EXERCISE INSTRUCTIONS — For each line below that includes the word "本人为人正直", make a copy.
[Begin]
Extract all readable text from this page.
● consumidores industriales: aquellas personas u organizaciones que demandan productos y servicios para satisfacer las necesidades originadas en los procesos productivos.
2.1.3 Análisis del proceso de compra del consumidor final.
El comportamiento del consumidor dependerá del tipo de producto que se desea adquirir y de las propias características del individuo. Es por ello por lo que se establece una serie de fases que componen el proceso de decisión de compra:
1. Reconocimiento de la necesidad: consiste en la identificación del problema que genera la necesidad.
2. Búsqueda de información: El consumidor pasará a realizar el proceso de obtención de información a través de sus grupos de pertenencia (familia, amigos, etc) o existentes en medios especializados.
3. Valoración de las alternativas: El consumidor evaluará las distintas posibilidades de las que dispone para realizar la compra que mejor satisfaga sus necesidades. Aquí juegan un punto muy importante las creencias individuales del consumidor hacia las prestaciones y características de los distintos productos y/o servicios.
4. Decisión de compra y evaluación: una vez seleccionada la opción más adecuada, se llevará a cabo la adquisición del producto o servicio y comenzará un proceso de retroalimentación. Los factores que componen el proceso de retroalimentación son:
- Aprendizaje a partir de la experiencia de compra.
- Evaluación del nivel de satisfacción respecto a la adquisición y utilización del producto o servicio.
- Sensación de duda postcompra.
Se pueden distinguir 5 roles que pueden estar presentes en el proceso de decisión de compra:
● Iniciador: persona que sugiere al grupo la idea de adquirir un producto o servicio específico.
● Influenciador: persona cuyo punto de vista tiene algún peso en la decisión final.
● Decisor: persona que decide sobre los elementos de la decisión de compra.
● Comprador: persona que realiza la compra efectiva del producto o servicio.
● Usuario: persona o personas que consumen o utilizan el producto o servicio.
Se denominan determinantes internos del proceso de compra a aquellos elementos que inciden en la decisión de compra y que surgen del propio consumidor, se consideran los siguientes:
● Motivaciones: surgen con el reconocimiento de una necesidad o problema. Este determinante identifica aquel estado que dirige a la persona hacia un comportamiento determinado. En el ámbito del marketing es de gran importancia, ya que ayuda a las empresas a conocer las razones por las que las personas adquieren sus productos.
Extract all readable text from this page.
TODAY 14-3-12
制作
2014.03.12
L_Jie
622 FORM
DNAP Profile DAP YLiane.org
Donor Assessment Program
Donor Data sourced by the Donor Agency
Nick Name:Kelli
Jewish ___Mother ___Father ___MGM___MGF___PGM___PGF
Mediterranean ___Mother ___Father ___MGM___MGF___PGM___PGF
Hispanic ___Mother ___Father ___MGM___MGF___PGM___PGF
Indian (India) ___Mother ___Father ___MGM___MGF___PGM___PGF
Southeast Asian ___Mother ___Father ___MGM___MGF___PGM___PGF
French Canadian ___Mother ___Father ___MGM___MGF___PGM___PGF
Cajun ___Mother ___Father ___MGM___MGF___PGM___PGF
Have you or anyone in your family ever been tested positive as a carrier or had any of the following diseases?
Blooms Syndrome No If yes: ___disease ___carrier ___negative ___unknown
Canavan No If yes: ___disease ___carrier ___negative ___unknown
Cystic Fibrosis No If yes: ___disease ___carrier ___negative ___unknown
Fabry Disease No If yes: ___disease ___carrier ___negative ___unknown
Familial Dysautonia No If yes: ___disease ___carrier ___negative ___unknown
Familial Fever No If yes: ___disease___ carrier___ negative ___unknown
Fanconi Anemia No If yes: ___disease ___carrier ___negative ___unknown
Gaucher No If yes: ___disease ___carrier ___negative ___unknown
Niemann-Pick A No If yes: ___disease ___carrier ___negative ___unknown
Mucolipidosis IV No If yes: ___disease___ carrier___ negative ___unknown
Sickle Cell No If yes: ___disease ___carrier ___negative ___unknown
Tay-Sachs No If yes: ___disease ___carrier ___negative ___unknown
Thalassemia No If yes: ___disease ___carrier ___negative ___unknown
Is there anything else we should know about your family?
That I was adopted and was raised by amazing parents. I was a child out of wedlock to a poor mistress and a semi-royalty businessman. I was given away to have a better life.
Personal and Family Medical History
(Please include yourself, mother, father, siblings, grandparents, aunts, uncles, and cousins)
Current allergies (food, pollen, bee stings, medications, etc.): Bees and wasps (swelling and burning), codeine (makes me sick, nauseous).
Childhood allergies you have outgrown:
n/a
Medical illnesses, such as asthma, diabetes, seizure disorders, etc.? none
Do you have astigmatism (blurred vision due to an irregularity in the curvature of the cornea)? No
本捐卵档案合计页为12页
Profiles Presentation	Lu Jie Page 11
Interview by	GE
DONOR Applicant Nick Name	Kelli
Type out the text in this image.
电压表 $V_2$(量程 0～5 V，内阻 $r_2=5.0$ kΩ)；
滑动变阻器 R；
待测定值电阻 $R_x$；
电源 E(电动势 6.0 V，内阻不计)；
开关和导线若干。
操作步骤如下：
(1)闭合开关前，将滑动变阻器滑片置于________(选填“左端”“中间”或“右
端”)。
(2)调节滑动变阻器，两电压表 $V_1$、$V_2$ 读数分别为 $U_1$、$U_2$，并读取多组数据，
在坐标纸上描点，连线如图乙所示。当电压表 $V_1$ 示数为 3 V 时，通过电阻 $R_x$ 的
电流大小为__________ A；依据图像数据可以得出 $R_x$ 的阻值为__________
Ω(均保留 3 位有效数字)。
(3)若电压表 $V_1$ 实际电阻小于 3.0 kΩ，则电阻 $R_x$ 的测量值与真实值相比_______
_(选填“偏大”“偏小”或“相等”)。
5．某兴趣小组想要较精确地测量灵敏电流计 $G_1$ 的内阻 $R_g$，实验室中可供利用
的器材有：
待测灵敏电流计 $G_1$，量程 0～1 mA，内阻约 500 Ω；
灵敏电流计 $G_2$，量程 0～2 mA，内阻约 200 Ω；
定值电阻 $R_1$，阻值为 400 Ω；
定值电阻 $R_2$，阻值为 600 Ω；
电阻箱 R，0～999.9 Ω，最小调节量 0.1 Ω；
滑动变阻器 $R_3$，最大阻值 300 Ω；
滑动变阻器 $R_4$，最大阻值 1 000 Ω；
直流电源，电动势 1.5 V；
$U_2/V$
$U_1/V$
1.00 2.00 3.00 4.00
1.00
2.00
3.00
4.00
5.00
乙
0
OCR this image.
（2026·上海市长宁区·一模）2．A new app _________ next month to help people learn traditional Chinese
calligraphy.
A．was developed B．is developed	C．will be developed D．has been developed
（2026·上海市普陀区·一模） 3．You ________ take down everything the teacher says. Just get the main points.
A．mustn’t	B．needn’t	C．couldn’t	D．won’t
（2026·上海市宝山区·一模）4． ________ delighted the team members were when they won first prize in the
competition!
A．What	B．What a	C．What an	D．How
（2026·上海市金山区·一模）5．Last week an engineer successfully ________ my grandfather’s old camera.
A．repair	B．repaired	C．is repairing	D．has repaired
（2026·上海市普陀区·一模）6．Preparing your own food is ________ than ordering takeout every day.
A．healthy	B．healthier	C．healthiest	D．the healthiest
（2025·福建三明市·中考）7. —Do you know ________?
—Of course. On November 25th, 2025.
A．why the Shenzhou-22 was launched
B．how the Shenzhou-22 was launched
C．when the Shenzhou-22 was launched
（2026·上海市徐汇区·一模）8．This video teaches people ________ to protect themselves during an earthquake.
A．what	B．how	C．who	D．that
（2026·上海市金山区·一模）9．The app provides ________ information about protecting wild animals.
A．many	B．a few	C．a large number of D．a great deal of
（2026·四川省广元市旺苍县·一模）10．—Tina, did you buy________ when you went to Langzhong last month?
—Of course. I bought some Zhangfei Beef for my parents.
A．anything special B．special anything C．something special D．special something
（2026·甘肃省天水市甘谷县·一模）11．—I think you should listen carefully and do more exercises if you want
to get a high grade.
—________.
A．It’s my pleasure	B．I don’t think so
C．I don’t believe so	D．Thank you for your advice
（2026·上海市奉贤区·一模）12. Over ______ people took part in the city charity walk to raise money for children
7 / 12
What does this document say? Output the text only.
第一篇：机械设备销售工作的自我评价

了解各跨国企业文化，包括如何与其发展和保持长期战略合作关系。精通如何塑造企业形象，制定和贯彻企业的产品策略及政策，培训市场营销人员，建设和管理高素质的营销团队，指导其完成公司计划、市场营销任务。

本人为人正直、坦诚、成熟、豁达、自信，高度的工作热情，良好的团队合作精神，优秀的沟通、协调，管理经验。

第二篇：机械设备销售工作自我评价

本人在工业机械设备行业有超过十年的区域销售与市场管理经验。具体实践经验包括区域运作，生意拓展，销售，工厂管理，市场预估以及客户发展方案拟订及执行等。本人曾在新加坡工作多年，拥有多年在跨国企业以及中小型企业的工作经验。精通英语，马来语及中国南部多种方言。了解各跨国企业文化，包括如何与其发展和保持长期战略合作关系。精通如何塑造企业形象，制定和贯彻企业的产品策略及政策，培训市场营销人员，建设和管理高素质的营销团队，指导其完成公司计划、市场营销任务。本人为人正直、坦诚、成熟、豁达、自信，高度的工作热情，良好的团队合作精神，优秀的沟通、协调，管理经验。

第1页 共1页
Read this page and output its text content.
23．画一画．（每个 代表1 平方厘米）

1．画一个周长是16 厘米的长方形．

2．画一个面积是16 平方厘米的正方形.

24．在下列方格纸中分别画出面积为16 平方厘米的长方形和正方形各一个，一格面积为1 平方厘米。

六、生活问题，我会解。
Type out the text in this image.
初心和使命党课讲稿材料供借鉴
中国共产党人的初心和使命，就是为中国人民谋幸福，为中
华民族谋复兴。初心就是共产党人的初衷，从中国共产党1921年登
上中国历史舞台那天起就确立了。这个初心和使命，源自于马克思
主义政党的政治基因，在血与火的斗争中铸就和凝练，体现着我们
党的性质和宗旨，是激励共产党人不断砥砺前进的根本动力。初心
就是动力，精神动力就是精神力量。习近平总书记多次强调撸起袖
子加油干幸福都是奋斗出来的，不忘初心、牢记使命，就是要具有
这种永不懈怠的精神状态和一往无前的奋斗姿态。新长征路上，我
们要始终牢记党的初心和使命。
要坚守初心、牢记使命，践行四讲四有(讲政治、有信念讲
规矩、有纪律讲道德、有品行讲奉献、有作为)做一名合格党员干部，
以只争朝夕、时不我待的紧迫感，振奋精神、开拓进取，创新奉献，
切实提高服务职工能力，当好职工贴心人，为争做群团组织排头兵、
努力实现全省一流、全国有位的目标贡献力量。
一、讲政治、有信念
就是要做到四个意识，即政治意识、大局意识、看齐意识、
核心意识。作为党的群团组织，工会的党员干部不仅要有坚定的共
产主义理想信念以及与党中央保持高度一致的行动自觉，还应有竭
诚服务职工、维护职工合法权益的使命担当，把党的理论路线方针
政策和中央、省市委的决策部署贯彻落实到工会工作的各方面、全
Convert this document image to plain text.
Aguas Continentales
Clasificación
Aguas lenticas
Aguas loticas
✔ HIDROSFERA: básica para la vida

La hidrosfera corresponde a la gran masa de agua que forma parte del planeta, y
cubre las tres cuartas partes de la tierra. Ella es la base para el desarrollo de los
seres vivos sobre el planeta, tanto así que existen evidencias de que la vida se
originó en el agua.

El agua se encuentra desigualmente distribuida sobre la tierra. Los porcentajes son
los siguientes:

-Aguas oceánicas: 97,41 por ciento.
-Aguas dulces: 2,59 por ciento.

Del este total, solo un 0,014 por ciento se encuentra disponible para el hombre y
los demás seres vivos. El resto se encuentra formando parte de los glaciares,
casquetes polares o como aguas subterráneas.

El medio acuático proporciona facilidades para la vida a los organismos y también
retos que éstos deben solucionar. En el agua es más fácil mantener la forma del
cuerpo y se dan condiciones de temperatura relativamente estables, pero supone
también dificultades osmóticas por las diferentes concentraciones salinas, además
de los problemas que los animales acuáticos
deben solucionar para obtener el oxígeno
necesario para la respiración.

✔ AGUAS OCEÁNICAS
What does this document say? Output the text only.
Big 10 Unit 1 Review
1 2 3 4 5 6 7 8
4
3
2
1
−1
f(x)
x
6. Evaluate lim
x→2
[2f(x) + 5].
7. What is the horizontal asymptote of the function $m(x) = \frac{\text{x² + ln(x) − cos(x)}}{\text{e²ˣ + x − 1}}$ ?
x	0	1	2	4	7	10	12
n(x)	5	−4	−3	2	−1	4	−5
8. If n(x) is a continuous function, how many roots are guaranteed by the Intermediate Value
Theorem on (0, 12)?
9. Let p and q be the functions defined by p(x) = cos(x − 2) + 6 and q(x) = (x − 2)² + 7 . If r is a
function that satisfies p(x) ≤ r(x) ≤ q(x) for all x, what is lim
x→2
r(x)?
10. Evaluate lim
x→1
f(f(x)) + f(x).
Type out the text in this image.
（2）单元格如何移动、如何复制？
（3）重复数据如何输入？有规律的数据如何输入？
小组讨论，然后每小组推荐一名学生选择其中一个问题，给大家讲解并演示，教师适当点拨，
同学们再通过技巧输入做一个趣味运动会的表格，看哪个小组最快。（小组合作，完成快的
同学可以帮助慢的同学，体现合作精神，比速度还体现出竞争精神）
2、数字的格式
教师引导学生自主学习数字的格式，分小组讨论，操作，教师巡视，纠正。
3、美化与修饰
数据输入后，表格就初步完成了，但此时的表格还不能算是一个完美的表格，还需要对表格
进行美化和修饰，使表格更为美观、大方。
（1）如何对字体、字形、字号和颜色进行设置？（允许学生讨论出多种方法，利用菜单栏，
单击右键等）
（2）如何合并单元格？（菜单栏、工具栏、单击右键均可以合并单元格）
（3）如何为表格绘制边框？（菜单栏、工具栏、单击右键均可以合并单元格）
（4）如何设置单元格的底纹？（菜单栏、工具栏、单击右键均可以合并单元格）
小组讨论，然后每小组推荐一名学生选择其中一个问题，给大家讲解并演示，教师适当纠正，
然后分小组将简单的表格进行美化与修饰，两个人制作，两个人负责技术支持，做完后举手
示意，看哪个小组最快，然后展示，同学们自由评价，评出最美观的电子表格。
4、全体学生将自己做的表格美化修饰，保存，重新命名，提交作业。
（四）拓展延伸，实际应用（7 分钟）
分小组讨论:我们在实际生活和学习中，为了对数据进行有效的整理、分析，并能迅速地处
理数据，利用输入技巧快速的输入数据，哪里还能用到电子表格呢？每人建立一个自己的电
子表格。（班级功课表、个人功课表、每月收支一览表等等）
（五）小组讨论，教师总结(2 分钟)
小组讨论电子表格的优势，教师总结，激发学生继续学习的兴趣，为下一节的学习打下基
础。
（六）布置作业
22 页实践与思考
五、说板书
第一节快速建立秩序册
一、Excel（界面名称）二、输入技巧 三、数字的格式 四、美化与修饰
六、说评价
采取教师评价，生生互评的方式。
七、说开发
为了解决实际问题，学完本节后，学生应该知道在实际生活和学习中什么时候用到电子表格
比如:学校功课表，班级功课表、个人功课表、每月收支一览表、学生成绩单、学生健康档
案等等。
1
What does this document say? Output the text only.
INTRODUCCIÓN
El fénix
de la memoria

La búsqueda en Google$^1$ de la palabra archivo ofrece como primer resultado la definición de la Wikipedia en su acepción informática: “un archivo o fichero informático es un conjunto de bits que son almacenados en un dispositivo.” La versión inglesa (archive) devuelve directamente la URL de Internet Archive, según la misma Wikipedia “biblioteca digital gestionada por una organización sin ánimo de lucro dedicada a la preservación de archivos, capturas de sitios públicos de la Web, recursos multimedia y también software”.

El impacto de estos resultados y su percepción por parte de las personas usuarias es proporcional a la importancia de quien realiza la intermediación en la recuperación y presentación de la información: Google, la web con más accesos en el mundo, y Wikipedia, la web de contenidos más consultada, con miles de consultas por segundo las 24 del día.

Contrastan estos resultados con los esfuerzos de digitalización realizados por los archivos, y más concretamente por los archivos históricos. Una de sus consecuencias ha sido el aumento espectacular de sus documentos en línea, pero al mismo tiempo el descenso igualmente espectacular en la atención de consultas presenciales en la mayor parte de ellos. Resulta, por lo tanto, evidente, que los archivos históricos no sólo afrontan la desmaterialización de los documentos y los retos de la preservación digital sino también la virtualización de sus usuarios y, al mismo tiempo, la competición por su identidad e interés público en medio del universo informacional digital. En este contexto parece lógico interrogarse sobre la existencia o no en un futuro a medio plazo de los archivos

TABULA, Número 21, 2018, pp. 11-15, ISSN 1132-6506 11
[End]
SOLUTION FOR THIS PROBLEM —
本人为人正直、坦诚、成熟、豁达、自信，高度的工作热情，良好的团队合作精神，优秀的沟通、协调，管理经验。
本人在工业机械设备行业有超过十年的区域销售与市场管理经验。具体实践经验包括区域运作，生意拓展，销售，工厂管理，市场预估以及客户发展方案拟订及执行等。本人曾在新加坡工作多年，拥有多年在跨国企业以及中小型企业的工作经验。精通英语，马来语及中国南部多种方言。了解各跨国企业文化，包括如何与其发展和保持长期战略合作关系。精通如何塑造企业形象，制定和贯彻企业的产品策略及政策，培训市场营销人员，建设和管理高素质的营销团队，指导其完成公司计划、市场营销任务。本人为人正直、坦诚、成熟、豁达、自信，高度的工作热情，良好的团队合作精神，优秀的沟通、协调，管理经验。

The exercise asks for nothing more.